**Figure record listings:**
==*==

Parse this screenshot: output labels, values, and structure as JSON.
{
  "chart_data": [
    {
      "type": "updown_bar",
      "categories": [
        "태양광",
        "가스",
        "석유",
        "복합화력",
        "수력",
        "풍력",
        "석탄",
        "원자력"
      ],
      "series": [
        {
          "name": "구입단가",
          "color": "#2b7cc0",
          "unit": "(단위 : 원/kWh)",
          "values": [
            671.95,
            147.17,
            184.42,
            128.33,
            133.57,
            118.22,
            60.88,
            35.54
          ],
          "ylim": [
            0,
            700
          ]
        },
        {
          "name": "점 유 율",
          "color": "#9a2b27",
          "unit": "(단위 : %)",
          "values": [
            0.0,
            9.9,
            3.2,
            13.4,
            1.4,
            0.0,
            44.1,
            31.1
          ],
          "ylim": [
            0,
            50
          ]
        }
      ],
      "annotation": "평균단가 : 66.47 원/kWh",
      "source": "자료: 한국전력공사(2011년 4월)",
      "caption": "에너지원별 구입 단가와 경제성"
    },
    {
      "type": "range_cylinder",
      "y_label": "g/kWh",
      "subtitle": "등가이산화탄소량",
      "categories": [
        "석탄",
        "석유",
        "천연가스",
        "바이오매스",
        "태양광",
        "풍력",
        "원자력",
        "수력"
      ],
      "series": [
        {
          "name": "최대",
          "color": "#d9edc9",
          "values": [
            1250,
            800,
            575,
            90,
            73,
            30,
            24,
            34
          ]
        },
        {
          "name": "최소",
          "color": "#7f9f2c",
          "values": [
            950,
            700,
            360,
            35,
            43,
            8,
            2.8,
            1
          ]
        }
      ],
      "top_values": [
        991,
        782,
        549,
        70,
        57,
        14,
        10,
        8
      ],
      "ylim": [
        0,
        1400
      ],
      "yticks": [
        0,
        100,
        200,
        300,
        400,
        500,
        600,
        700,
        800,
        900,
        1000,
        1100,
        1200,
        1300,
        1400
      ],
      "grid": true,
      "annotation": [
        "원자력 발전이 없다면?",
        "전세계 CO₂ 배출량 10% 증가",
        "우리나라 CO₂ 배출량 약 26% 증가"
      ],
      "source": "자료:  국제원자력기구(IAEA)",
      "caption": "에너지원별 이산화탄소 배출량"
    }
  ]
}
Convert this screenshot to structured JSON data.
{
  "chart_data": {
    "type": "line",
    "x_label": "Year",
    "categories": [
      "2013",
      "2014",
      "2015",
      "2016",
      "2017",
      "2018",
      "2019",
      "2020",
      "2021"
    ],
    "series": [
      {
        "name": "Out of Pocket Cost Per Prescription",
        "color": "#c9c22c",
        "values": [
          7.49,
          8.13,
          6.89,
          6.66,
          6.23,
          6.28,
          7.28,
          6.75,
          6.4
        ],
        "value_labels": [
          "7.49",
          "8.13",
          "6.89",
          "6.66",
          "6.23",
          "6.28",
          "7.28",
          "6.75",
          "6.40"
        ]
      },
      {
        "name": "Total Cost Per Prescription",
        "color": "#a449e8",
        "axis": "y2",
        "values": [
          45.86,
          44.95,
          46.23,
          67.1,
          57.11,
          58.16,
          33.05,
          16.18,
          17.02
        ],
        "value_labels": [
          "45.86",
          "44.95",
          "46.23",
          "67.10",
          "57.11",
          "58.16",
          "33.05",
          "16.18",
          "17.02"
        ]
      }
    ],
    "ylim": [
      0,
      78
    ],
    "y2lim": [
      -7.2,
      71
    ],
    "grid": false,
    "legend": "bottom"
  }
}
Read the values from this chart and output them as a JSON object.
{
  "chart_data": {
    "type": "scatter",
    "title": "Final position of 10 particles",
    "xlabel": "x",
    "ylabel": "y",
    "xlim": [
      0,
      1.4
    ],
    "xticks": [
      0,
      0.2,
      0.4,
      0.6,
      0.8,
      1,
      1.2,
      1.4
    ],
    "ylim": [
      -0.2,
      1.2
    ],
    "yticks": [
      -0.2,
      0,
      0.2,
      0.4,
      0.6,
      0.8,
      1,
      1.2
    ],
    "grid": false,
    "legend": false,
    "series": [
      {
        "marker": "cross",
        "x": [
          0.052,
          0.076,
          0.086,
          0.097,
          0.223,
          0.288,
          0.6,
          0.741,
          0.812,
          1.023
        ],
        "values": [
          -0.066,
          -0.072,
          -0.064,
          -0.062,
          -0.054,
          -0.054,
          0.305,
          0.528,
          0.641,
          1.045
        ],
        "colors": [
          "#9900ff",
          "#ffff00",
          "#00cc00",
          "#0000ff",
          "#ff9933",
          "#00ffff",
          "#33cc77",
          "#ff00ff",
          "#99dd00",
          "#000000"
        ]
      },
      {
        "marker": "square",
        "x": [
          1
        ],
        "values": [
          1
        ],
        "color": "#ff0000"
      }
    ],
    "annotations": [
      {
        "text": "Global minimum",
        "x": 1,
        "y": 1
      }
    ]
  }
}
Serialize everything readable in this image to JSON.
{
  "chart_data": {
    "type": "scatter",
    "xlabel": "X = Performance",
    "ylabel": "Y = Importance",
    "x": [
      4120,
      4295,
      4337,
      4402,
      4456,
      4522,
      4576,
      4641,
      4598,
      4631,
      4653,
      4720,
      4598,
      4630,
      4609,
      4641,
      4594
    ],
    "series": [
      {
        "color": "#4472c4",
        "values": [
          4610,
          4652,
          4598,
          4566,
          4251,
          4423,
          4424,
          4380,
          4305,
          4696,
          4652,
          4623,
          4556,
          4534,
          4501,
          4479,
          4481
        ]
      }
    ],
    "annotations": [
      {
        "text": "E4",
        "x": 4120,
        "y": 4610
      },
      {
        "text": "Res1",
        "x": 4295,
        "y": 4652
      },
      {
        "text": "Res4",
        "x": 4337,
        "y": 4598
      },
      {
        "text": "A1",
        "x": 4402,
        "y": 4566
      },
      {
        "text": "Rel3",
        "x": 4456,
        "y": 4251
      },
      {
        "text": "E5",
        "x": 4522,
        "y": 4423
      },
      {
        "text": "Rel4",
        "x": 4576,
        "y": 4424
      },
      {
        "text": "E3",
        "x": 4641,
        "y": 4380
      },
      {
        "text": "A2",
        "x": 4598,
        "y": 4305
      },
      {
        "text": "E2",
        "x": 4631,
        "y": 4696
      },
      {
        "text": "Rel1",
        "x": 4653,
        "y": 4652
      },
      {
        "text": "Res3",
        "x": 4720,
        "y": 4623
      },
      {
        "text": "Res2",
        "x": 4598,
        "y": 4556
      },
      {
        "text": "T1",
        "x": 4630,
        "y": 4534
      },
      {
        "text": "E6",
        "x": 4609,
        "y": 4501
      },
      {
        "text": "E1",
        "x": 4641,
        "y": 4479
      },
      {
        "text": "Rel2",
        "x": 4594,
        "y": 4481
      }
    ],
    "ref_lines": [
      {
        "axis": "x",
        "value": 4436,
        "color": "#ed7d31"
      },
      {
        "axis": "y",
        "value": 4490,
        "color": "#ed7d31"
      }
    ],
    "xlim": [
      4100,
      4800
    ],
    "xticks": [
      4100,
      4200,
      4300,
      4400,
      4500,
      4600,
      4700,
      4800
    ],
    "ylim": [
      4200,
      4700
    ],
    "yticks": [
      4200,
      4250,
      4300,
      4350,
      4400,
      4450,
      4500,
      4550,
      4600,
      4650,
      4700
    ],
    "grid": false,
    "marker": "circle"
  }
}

==*==

**What the exercise asks:**
Repeat the entries shown above, every one, word for word.

**Full output:**
Parse this screenshot: output labels, values, and structure as JSON.
{
  "chart_data": [
    {
      "type": "updown_bar",
      "categories": [
        "태양광",
        "가스",
        "석유",
        "복합화력",
        "수력",
        "풍력",
        "석탄",
        "원자력"
      ],
      "series": [
        {
          "name": "구입단가",
          "color": "#2b7cc0",
          "unit": "(단위 : 원/kWh)",
          "values": [
            671.95,
            147.17,
            184.42,
            128.33,
            133.57,
            118.22,
            60.88,
            35.54
          ],
          "ylim": [
            0,
            700
          ]
        },
        {
          "name": "점 유 율",
          "color": "#9a2b27",
          "unit": "(단위 : %)",
          "values": [
            0.0,
            9.9,
            3.2,
            13.4,
            1.4,
            0.0,
            44.1,
            31.1
          ],
          "ylim": [
            0,
            50
          ]
        }
      ],
      "annotation": "평균단가 : 66.47 원/kWh",
      "source": "자료: 한국전력공사(2011년 4월)",
      "caption": "에너지원별 구입 단가와 경제성"
    },
    {
      "type": "range_cylinder",
      "y_label": "g/kWh",
      "subtitle": "등가이산화탄소량",
      "categories": [
        "석탄",
        "석유",
        "천연가스",
        "바이오매스",
        "태양광",
        "풍력",
        "원자력",
        "수력"
      ],
      "series": [
        {
          "name": "최대",
          "color": "#d9edc9",
          "values": [
            1250,
            800,
            575,
            90,
            73,
            30,
            24,
            34
          ]
        },
        {
          "name": "최소",
          "color": "#7f9f2c",
          "values": [
            950,
            700,
            360,
            35,
            43,
            8,
            2.8,
            1
          ]
        }
      ],
      "top_values": [
        991,
        782,
        549,
        70,
        57,
        14,
        10,
        8
      ],
      "ylim": [
        0,
        1400
      ],
      "yticks": [
        0,
        100,
        200,
        300,
        400,
        500,
        600,
        700,
        800,
        900,
        1000,
        1100,
        1200,
        1300,
        1400
      ],
      "grid": true,
      "annotation": [
        "원자력 발전이 없다면?",
        "전세계 CO₂ 배출량 10% 증가",
        "우리나라 CO₂ 배출량 약 26% 증가"
      ],
      "source": "자료:  국제원자력기구(IAEA)",
      "caption": "에너지원별 이산화탄소 배출량"
    }
  ]
}
Convert this screenshot to structured JSON data.
{
  "chart_data": {
    "type": "line",
    "x_label": "Year",
    "categories": [
      "2013",
      "2014",
      "2015",
      "2016",
      "2017",
      "2018",
      "2019",
      "2020",
      "2021"
    ],
    "series": [
      {
        "name": "Out of Pocket Cost Per Prescription",
        "color": "#c9c22c",
        "values": [
          7.49,
          8.13,
          6.89,
          6.66,
          6.23,
          6.28,
          7.28,
          6.75,
          6.4
        ],
        "value_labels": [
          "7.49",
          "8.13",
          "6.89",
          "6.66",
          "6.23",
          "6.28",
          "7.28",
          "6.75",
          "6.40"
        ]
      },
      {
        "name": "Total Cost Per Prescription",
        "color": "#a449e8",
        "axis": "y2",
        "values": [
          45.86,
          44.95,
          46.23,
          67.1,
          57.11,
          58.16,
          33.05,
          16.18,
          17.02
        ],
        "value_labels": [
          "45.86",
          "44.95",
          "46.23",
          "67.10",
          "57.11",
          "58.16",
          "33.05",
          "16.18",
          "17.02"
        ]
      }
    ],
    "ylim": [
      0,
      78
    ],
    "y2lim": [
      -7.2,
      71
    ],
    "grid": false,
    "legend": "bottom"
  }
}
Read the values from this chart and output them as a JSON object.
{
  "chart_data": {
    "type": "scatter",
    "title": "Final position of 10 particles",
    "xlabel": "x",
    "ylabel": "y",
    "xlim": [
      0,
      1.4
    ],
    "xticks": [
      0,
      0.2,
      0.4,
      0.6,
      0.8,
      1,
      1.2,
      1.4
    ],
    "ylim": [
      -0.2,
      1.2
    ],
    "yticks": [
      -0.2,
      0,
      0.2,
      0.4,
      0.6,
      0.8,
      1,
      1.2
    ],
    "grid": false,
    "legend": false,
    "series": [
      {
        "marker": "cross",
        "x": [
          0.052,
          0.076,
          0.086,
          0.097,
          0.223,
          0.288,
          0.6,
          0.741,
          0.812,
          1.023
        ],
        "values": [
          -0.066,
          -0.072,
          -0.064,
          -0.062,
          -0.054,
          -0.054,
          0.305,
          0.528,
          0.641,
          1.045
        ],
        "colors": [
          "#9900ff",
          "#ffff00",
          "#00cc00",
          "#0000ff",
          "#ff9933",
          "#00ffff",
          "#33cc77",
          "#ff00ff",
          "#99dd00",
          "#000000"
        ]
      },
      {
        "marker": "square",
        "x": [
          1
        ],
        "values": [
          1
        ],
        "color": "#ff0000"
      }
    ],
    "annotations": [
      {
        "text": "Global minimum",
        "x": 1,
        "y": 1
      }
    ]
  }
}
Serialize everything readable in this image to JSON.
{
  "chart_data": {
    "type": "scatter",
    "xlabel": "X = Performance",
    "ylabel": "Y = Importance",
    "x": [
      4120,
      4295,
      4337,
      4402,
      4456,
      4522,
      4576,
      4641,
      4598,
      4631,
      4653,
      4720,
      4598,
      4630,
      4609,
      4641,
      4594
    ],
    "series": [
      {
        "color": "#4472c4",
        "values": [
          4610,
          4652,
          4598,
          4566,
          4251,
          4423,
          4424,
          4380,
          4305,
          4696,
          4652,
          4623,
          4556,
          4534,
          4501,
          4479,
          4481
        ]
      }
    ],
    "annotations": [
      {
        "text": "E4",
        "x": 4120,
        "y": 4610
      },
      {
        "text": "Res1",
        "x": 4295,
        "y": 4652
      },
      {
        "text": "Res4",
        "x": 4337,
        "y": 4598
      },
      {
        "text": "A1",
        "x": 4402,
        "y": 4566
      },
      {
        "text": "Rel3",
        "x": 4456,
        "y": 4251
      },
      {
        "text": "E5",
        "x": 4522,
        "y": 4423
      },
      {
        "text": "Rel4",
        "x": 4576,
        "y": 4424
      },
      {
        "text": "E3",
        "x": 4641,
        "y": 4380
      },
      {
        "text": "A2",
        "x": 4598,
        "y": 4305
      },
      {
        "text": "E2",
        "x": 4631,
        "y": 4696
      },
      {
        "text": "Rel1",
        "x": 4653,
        "y": 4652
      },
      {
        "text": "Res3",
        "x": 4720,
        "y": 4623
      },
      {
        "text": "Res2",
        "x": 4598,
        "y": 4556
      },
      {
        "text": "T1",
        "x": 4630,
        "y": 4534
      },
      {
        "text": "E6",
        "x": 4609,
        "y": 4501
      },
      {
        "text": "E1",
        "x": 4641,
        "y": 4479
      },
      {
        "text": "Rel2",
        "x": 4594,
        "y": 4481
      }
    ],
    "ref_lines": [
      {
        "axis": "x",
        "value": 4436,
        "color": "#ed7d31"
      },
      {
        "axis": "y",
        "value": 4490,
        "color": "#ed7d31"
      }
    ],
    "xlim": [
      4100,
      4800
    ],
    "xticks": [
      4100,
      4200,
      4300,
      4400,
      4500,
      4600,
      4700,
      4800
    ],
    "ylim": [
      4200,
      4700
    ],
    "yticks": [
      4200,
      4250,
      4300,
      4350,
      4400,
      4450,
      4500,
      4550,
      4600,
      4650,
      4700
    ],
    "grid": false,
    "marker": "circle"
  }
}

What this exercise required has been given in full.